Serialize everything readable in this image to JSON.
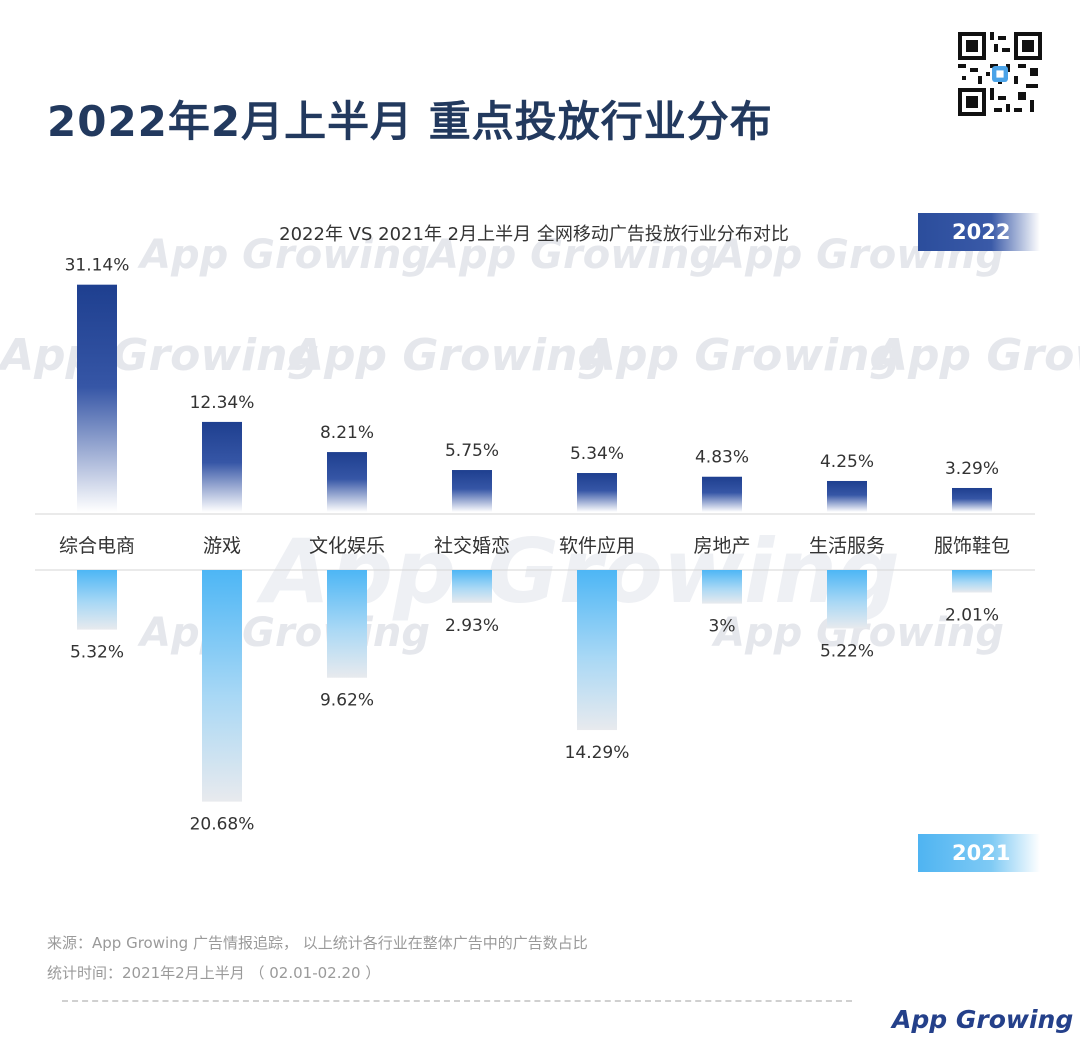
{
  "header": {
    "title": "2022年2月上半月 重点投放行业分布"
  },
  "chart_data": {
    "type": "bar",
    "title": "2022年 VS 2021年 2月上半月 全网移动广告投放行业分布对比",
    "categories": [
      "综合电商",
      "游戏",
      "文化娱乐",
      "社交婚恋",
      "软件应用",
      "房地产",
      "生活服务",
      "服饰鞋包"
    ],
    "series": [
      {
        "name": "2022",
        "values": [
          31.14,
          12.34,
          8.21,
          5.75,
          5.34,
          4.83,
          4.25,
          3.29
        ],
        "labels": [
          "31.14%",
          "12.34%",
          "8.21%",
          "5.75%",
          "5.34%",
          "4.83%",
          "4.25%",
          "3.29%"
        ],
        "color": "#2a4a99"
      },
      {
        "name": "2021",
        "values": [
          5.32,
          20.68,
          9.62,
          2.93,
          14.29,
          3,
          5.22,
          2.01
        ],
        "labels": [
          "5.32%",
          "20.68%",
          "9.62%",
          "2.93%",
          "14.29%",
          "3%",
          "5.22%",
          "2.01%"
        ],
        "color": "#4db6f5"
      }
    ],
    "ylabel": "",
    "xlabel": "",
    "grid": false,
    "legend": "right"
  },
  "legend": {
    "year_2022": "2022",
    "year_2021": "2021"
  },
  "footer": {
    "source": "来源：App Growing 广告情报追踪， 以上统计各行业在整体广告中的广告数占比",
    "period": "统计时间：2021年2月上半月 （ 02.01-02.20 ）",
    "logo": "App Growing"
  },
  "watermark": "App Growing",
  "colors": {
    "title": "#22395e",
    "bar_2022": "#2a4a99",
    "bar_2021": "#4db6f5"
  }
}
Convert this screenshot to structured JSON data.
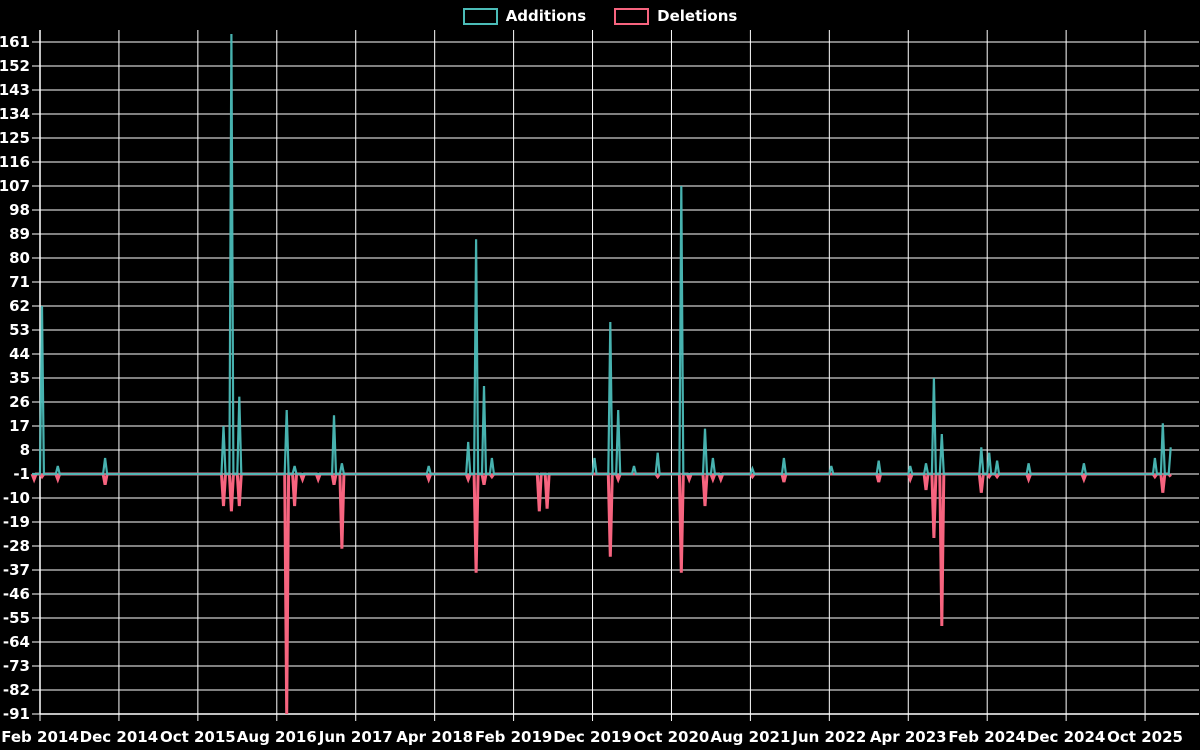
{
  "chart_data": {
    "type": "line",
    "title": "",
    "legend_position": "top-center",
    "grid": true,
    "background_color": "#000000",
    "grid_color": "#ffffff",
    "text_color": "#ffffff",
    "series": [
      {
        "name": "Additions",
        "color": "#4bbcb8"
      },
      {
        "name": "Deletions",
        "color": "#f7647f"
      }
    ],
    "y_ticks": [
      161,
      152,
      143,
      134,
      125,
      116,
      107,
      98,
      89,
      80,
      71,
      62,
      53,
      44,
      35,
      26,
      17,
      8,
      -1,
      -10,
      -19,
      -28,
      -37,
      -46,
      -55,
      -64,
      -73,
      -82,
      -91
    ],
    "ylim": [
      -91,
      161
    ],
    "x_tick_labels": [
      "Feb 2014",
      "Dec 2014",
      "Oct 2015",
      "Aug 2016",
      "Jun 2017",
      "Apr 2018",
      "Feb 2019",
      "Dec 2019",
      "Oct 2020",
      "Aug 2021",
      "Jun 2022",
      "Apr 2023",
      "Feb 2024",
      "Dec 2024",
      "Oct 2025"
    ],
    "x_tick_interval_months": 10,
    "x_range_months": [
      "2014-01",
      "2026-01"
    ],
    "baseline_value": -1,
    "points": [
      {
        "date": "2014-01",
        "deletions": -3
      },
      {
        "date": "2014-02",
        "additions": 62,
        "deletions": -2
      },
      {
        "date": "2014-04",
        "additions": 2,
        "deletions": -3
      },
      {
        "date": "2014-10",
        "additions": 5,
        "deletions": -5
      },
      {
        "date": "2016-01",
        "additions": 17,
        "deletions": -13
      },
      {
        "date": "2016-02",
        "additions": 164,
        "deletions": -15
      },
      {
        "date": "2016-03",
        "additions": 28,
        "deletions": -13
      },
      {
        "date": "2016-09",
        "additions": 23,
        "deletions": -91
      },
      {
        "date": "2016-10",
        "additions": 2,
        "deletions": -13
      },
      {
        "date": "2016-11",
        "deletions": -3
      },
      {
        "date": "2017-01",
        "deletions": -3
      },
      {
        "date": "2017-03",
        "additions": 21,
        "deletions": -5
      },
      {
        "date": "2017-04",
        "additions": 3,
        "deletions": -29
      },
      {
        "date": "2018-03",
        "additions": 2,
        "deletions": -3
      },
      {
        "date": "2018-08",
        "additions": 11,
        "deletions": -3
      },
      {
        "date": "2018-09",
        "additions": 87,
        "deletions": -38
      },
      {
        "date": "2018-10",
        "additions": 32,
        "deletions": -5
      },
      {
        "date": "2018-11",
        "additions": 5,
        "deletions": -2
      },
      {
        "date": "2019-05",
        "deletions": -15
      },
      {
        "date": "2019-06",
        "deletions": -14
      },
      {
        "date": "2019-12",
        "additions": 5
      },
      {
        "date": "2020-02",
        "additions": 56,
        "deletions": -32
      },
      {
        "date": "2020-03",
        "additions": 23,
        "deletions": -3
      },
      {
        "date": "2020-05",
        "additions": 2
      },
      {
        "date": "2020-08",
        "additions": 7,
        "deletions": -2
      },
      {
        "date": "2020-11",
        "additions": 107,
        "deletions": -38
      },
      {
        "date": "2020-12",
        "deletions": -3
      },
      {
        "date": "2021-02",
        "additions": 16,
        "deletions": -13
      },
      {
        "date": "2021-03",
        "additions": 5,
        "deletions": -3
      },
      {
        "date": "2021-04",
        "deletions": -3
      },
      {
        "date": "2021-08",
        "additions": 1,
        "deletions": -2
      },
      {
        "date": "2021-12",
        "additions": 5,
        "deletions": -4
      },
      {
        "date": "2022-06",
        "additions": 2
      },
      {
        "date": "2022-12",
        "additions": 4,
        "deletions": -4
      },
      {
        "date": "2023-04",
        "additions": 2,
        "deletions": -3
      },
      {
        "date": "2023-06",
        "additions": 3,
        "deletions": -7
      },
      {
        "date": "2023-07",
        "additions": 35,
        "deletions": -25
      },
      {
        "date": "2023-08",
        "additions": 14,
        "deletions": -58
      },
      {
        "date": "2024-01",
        "additions": 9,
        "deletions": -8
      },
      {
        "date": "2024-02",
        "additions": 7,
        "deletions": -2
      },
      {
        "date": "2024-03",
        "additions": 4,
        "deletions": -2
      },
      {
        "date": "2024-07",
        "additions": 3,
        "deletions": -3
      },
      {
        "date": "2025-02",
        "additions": 3,
        "deletions": -3
      },
      {
        "date": "2025-11",
        "additions": 5,
        "deletions": -2
      },
      {
        "date": "2025-12",
        "additions": 18,
        "deletions": -8
      },
      {
        "date": "2026-01",
        "additions": 9,
        "deletions": -2
      }
    ]
  }
}
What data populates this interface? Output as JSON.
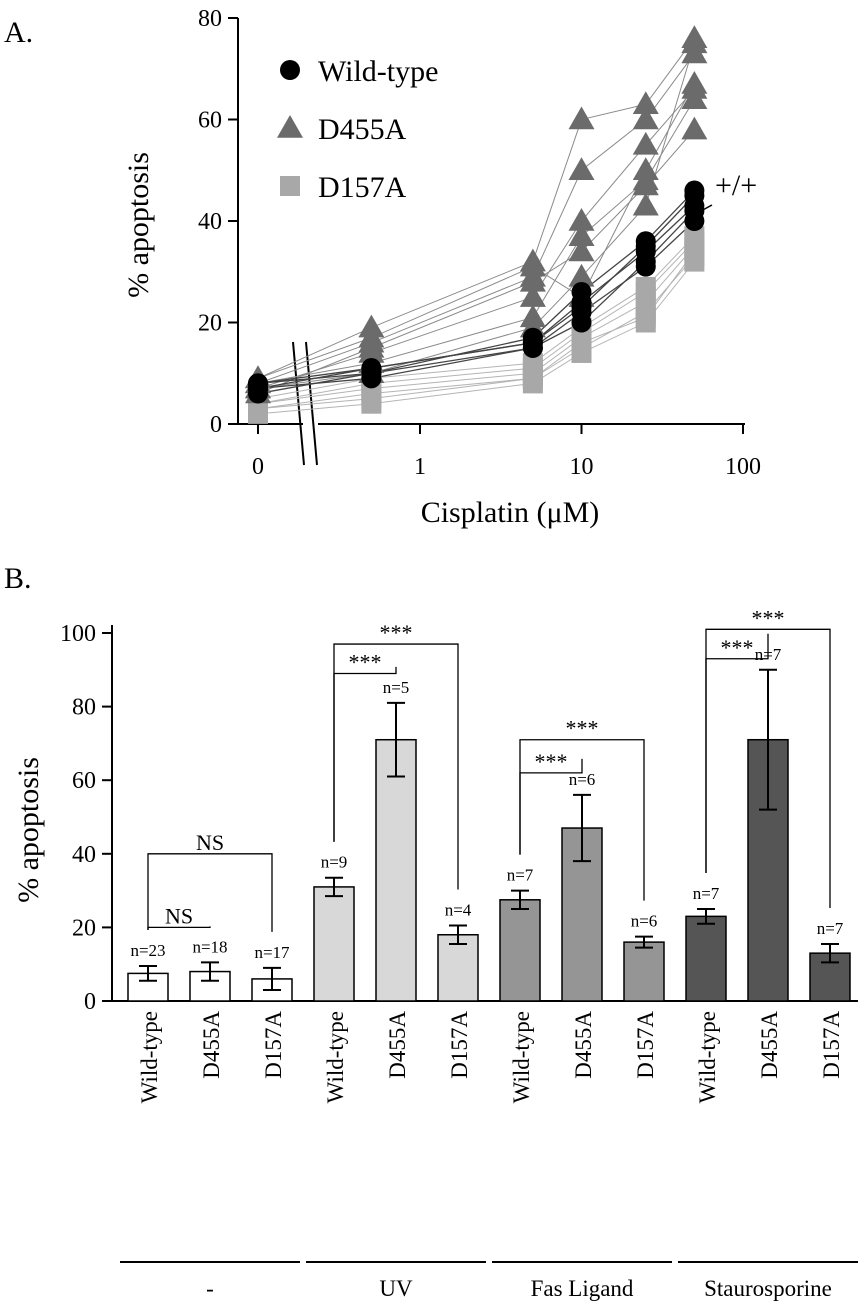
{
  "chart_data": [
    {
      "panel": "A.",
      "type": "line",
      "xlabel": "Cisplatin (μM)",
      "ylabel": "% apoptosis",
      "xscale": "log",
      "x_ticks": [
        "0",
        "1",
        "10",
        "100"
      ],
      "y_ticks": [
        "0",
        "20",
        "40",
        "60",
        "80"
      ],
      "ylim": [
        0,
        85
      ],
      "legend_position": "top-left",
      "annotation": "+/+",
      "x": [
        0,
        0.5,
        5,
        10,
        25,
        50
      ],
      "series": [
        {
          "name": "Wild-type",
          "marker": "circle",
          "color": "#000000",
          "line_color": "#444444",
          "lines": [
            [
              8,
              10,
              15,
              22,
              31,
              40
            ],
            [
              7,
              11,
              16,
              24,
              34,
              43
            ],
            [
              6,
              10,
              17,
              26,
              36,
              46
            ],
            [
              7,
              9,
              15,
              20,
              32,
              42
            ],
            [
              8,
              11,
              16,
              23,
              35,
              45
            ]
          ]
        },
        {
          "name": "D455A",
          "marker": "triangle",
          "color": "#6b6b6b",
          "line_color": "#8a8a8a",
          "lines": [
            [
              9,
              19,
              32,
              60,
              63,
              76
            ],
            [
              8,
              16,
              29,
              50,
              60,
              73
            ],
            [
              7,
              14,
              25,
              40,
              55,
              66
            ],
            [
              8,
              12,
              21,
              37,
              48,
              64
            ],
            [
              6,
              15,
              28,
              34,
              47,
              58
            ],
            [
              7,
              10,
              19,
              29,
              43,
              75
            ],
            [
              9,
              17,
              31,
              25,
              50,
              67
            ]
          ]
        },
        {
          "name": "D157A",
          "marker": "square",
          "color": "#a8a8a8",
          "line_color": "#b4b4b4",
          "lines": [
            [
              5,
              9,
              12,
              19,
              27,
              37
            ],
            [
              4,
              7,
              10,
              17,
              24,
              35
            ],
            [
              3,
              6,
              9,
              15,
              22,
              33
            ],
            [
              2,
              4,
              8,
              14,
              20,
              32
            ],
            [
              4,
              8,
              11,
              18,
              26,
              36
            ],
            [
              3,
              5,
              9,
              16,
              21,
              34
            ]
          ]
        }
      ]
    },
    {
      "panel": "B.",
      "type": "bar",
      "ylabel": "% apoptosis",
      "ylim": [
        0,
        100
      ],
      "y_ticks": [
        "0",
        "20",
        "40",
        "60",
        "80",
        "100"
      ],
      "groups": [
        {
          "label": "-",
          "color": "#ffffff",
          "bars": [
            {
              "category": "Wild-type",
              "value": 7.5,
              "err": 2,
              "n": "n=23"
            },
            {
              "category": "D455A",
              "value": 8,
              "err": 2.5,
              "n": "n=18"
            },
            {
              "category": "D157A",
              "value": 6,
              "err": 3,
              "n": "n=17"
            }
          ]
        },
        {
          "label": "UV",
          "color": "#d8d8d8",
          "bars": [
            {
              "category": "Wild-type",
              "value": 31,
              "err": 2.5,
              "n": "n=9"
            },
            {
              "category": "D455A",
              "value": 71,
              "err": 10,
              "n": "n=5"
            },
            {
              "category": "D157A",
              "value": 18,
              "err": 2.5,
              "n": "n=4"
            }
          ]
        },
        {
          "label": "Fas Ligand",
          "color": "#959595",
          "bars": [
            {
              "category": "Wild-type",
              "value": 27.5,
              "err": 2.5,
              "n": "n=7"
            },
            {
              "category": "D455A",
              "value": 47,
              "err": 9,
              "n": "n=6"
            },
            {
              "category": "D157A",
              "value": 16,
              "err": 1.5,
              "n": "n=6"
            }
          ]
        },
        {
          "label": "Staurosporine",
          "color": "#555555",
          "bars": [
            {
              "category": "Wild-type",
              "value": 23,
              "err": 2,
              "n": "n=7"
            },
            {
              "category": "D455A",
              "value": 71,
              "err": 19,
              "n": "n=7"
            },
            {
              "category": "D157A",
              "value": 13,
              "err": 2.5,
              "n": "n=7"
            }
          ]
        }
      ],
      "significance": [
        {
          "group": 0,
          "from": 0,
          "to": 1,
          "label": "NS",
          "level": 20
        },
        {
          "group": 0,
          "from": 0,
          "to": 2,
          "label": "NS",
          "level": 40
        },
        {
          "group": 1,
          "from": 0,
          "to": 1,
          "label": "***",
          "level": 89
        },
        {
          "group": 1,
          "from": 0,
          "to": 2,
          "label": "***",
          "level": 97
        },
        {
          "group": 2,
          "from": 0,
          "to": 1,
          "label": "***",
          "level": 62
        },
        {
          "group": 2,
          "from": 0,
          "to": 2,
          "label": "***",
          "level": 71
        },
        {
          "group": 3,
          "from": 0,
          "to": 1,
          "label": "***",
          "level": 93
        },
        {
          "group": 3,
          "from": 0,
          "to": 2,
          "label": "***",
          "level": 101
        }
      ]
    }
  ]
}
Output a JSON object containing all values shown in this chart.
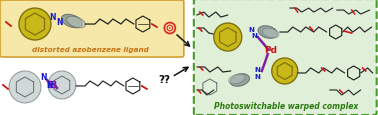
{
  "fig_width": 3.78,
  "fig_height": 1.16,
  "dpi": 100,
  "bg_color": "#ffffff",
  "left_box_color": "#f5e8a8",
  "left_box_edge": "#d4a030",
  "right_box_color": "#e0f0d8",
  "right_box_edge": "#4a9a2a",
  "text_left_label": "distorted azobenzene ligand",
  "text_left_color": "#c87010",
  "text_right_label": "Photoswitchable warped complex",
  "text_right_color": "#2a7a10",
  "pd_label": "Pd",
  "pd_color": "#cc1010",
  "yellow_fill": "#c8b818",
  "yellow_edge": "#807010",
  "gray_fill_dark": "#7a8a88",
  "gray_fill_light": "#b8c4c0",
  "n_color": "#1818cc",
  "red_color": "#cc1818",
  "purple_color": "#8020a0",
  "dark_color": "#1a1a1a",
  "question_marks": "??",
  "arrow_color": "#111111",
  "chain_color": "#222222",
  "target_red": "#dd2020"
}
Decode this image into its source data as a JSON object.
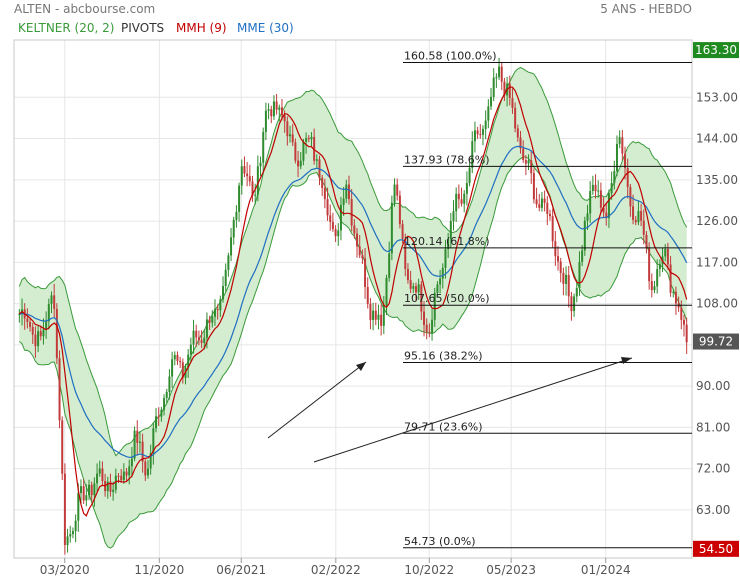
{
  "header": {
    "title": "ALTEN - abcbourse.com",
    "timeframe": "5 ANS - HEBDO"
  },
  "legend": [
    {
      "label": "KELTNER (20, 2)",
      "color": "#3a9a3a"
    },
    {
      "label": "PIVOTS",
      "color": "#333333"
    },
    {
      "label": "MMH (9)",
      "color": "#c00000"
    },
    {
      "label": "MME (30)",
      "color": "#1f6fc2"
    }
  ],
  "price_tags": [
    {
      "value": "163.30",
      "bg": "#1f8a1f"
    },
    {
      "value": "99.72",
      "bg": "#555555"
    },
    {
      "value": "54.50",
      "bg": "#cc0000"
    }
  ],
  "chart_data": {
    "type": "line",
    "title": "ALTEN - abcbourse.com",
    "subtitle": "5 ANS - HEBDO",
    "y_ticks": [
      63,
      72,
      81,
      90,
      99,
      108,
      117,
      126,
      135,
      144,
      153
    ],
    "y_tick_labels": [
      "63.00",
      "72.00",
      "81.00",
      "90.00",
      "99.00",
      "108.00",
      "117.00",
      "126.00",
      "135.00",
      "144.00",
      "153.00"
    ],
    "ylim": [
      52.5,
      165.5
    ],
    "x_ticks": [
      "03/2020",
      "11/2020",
      "06/2021",
      "02/2022",
      "10/2022",
      "05/2023",
      "01/2024"
    ],
    "price_path": [
      [
        "2019-11",
        106
      ],
      [
        "2019-12",
        104
      ],
      [
        "2020-01",
        99
      ],
      [
        "2020-02",
        113
      ],
      [
        "2020-03",
        56
      ],
      [
        "2020-04",
        63
      ],
      [
        "2020-05",
        68
      ],
      [
        "2020-06",
        70
      ],
      [
        "2020-07",
        68
      ],
      [
        "2020-08",
        71
      ],
      [
        "2020-09",
        78
      ],
      [
        "2020-10",
        72
      ],
      [
        "2020-11",
        85
      ],
      [
        "2020-12",
        95
      ],
      [
        "2021-01",
        94
      ],
      [
        "2021-02",
        100
      ],
      [
        "2021-03",
        103
      ],
      [
        "2021-04",
        106
      ],
      [
        "2021-05",
        117
      ],
      [
        "2021-06",
        140
      ],
      [
        "2021-07",
        130
      ],
      [
        "2021-08",
        148
      ],
      [
        "2021-09",
        152
      ],
      [
        "2021-10",
        144
      ],
      [
        "2021-11",
        140
      ],
      [
        "2021-12",
        144
      ],
      [
        "2022-01",
        132
      ],
      [
        "2022-02",
        122
      ],
      [
        "2022-03",
        135
      ],
      [
        "2022-04",
        119
      ],
      [
        "2022-05",
        108
      ],
      [
        "2022-06",
        103
      ],
      [
        "2022-07",
        135
      ],
      [
        "2022-08",
        115
      ],
      [
        "2022-09",
        110
      ],
      [
        "2022-10",
        103
      ],
      [
        "2022-11",
        115
      ],
      [
        "2022-12",
        128
      ],
      [
        "2023-01",
        132
      ],
      [
        "2023-02",
        145
      ],
      [
        "2023-03",
        148
      ],
      [
        "2023-04",
        160
      ],
      [
        "2023-05",
        150
      ],
      [
        "2023-06",
        140
      ],
      [
        "2023-07",
        132
      ],
      [
        "2023-08",
        128
      ],
      [
        "2023-09",
        118
      ],
      [
        "2023-10",
        107
      ],
      [
        "2023-11",
        120
      ],
      [
        "2023-12",
        136
      ],
      [
        "2024-01",
        125
      ],
      [
        "2024-02",
        146
      ],
      [
        "2024-03",
        132
      ],
      [
        "2024-04",
        125
      ],
      [
        "2024-05",
        112
      ],
      [
        "2024-06",
        120
      ],
      [
        "2024-07",
        108
      ],
      [
        "2024-08",
        100
      ]
    ],
    "series": [
      {
        "name": "KELTNER (20, 2)",
        "type": "band",
        "color": "#3a9a3a"
      },
      {
        "name": "MMH (9)",
        "type": "line",
        "color": "#c00000"
      },
      {
        "name": "MME (30)",
        "type": "line",
        "color": "#1f6fc2"
      }
    ],
    "fibonacci_levels": [
      {
        "value": 160.58,
        "label": "160.58  (100.0%)"
      },
      {
        "value": 137.93,
        "label": "137.93  (78.6%)"
      },
      {
        "value": 120.14,
        "label": "120.14  (61.8%)"
      },
      {
        "value": 107.65,
        "label": "107.65  (50.0%)"
      },
      {
        "value": 95.16,
        "label": "95.16  (38.2%)"
      },
      {
        "value": 79.71,
        "label": "79.71  (23.6%)"
      },
      {
        "value": 54.73,
        "label": "54.73  (0.0%)"
      }
    ],
    "last_close": 99.72,
    "period_high": 163.3,
    "period_low": 54.5,
    "grid": true
  }
}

= = =

Set problem:
Only the number is needed: state how many lines in the listing contain "marker".

Problem solution:
3